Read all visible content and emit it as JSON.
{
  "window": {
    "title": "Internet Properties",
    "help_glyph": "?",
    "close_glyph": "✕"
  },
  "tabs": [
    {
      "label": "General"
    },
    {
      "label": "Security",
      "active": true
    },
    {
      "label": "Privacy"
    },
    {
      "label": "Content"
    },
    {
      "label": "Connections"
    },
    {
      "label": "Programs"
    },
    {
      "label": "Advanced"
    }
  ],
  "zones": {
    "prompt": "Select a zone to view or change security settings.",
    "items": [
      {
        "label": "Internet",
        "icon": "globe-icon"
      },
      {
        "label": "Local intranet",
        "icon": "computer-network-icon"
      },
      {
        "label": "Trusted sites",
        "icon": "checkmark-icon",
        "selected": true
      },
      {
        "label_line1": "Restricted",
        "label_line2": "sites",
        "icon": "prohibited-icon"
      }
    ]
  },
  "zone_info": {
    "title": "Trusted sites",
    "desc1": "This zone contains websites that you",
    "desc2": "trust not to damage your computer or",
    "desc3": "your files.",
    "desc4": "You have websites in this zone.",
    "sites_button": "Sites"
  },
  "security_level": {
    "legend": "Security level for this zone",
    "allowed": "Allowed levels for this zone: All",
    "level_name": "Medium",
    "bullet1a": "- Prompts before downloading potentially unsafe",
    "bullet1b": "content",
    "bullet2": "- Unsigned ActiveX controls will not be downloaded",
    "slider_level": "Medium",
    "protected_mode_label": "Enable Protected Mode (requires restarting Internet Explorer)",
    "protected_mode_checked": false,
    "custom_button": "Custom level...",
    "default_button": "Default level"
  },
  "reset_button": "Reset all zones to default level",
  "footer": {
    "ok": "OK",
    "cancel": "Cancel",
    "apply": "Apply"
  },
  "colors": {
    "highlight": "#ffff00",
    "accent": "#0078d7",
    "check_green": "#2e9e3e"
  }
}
◆ ◆ ◆ ◆
Task brief
Establish how many lines of the material above hold the word "Trusted". Nothing but the count should be returned.

Output for this task
2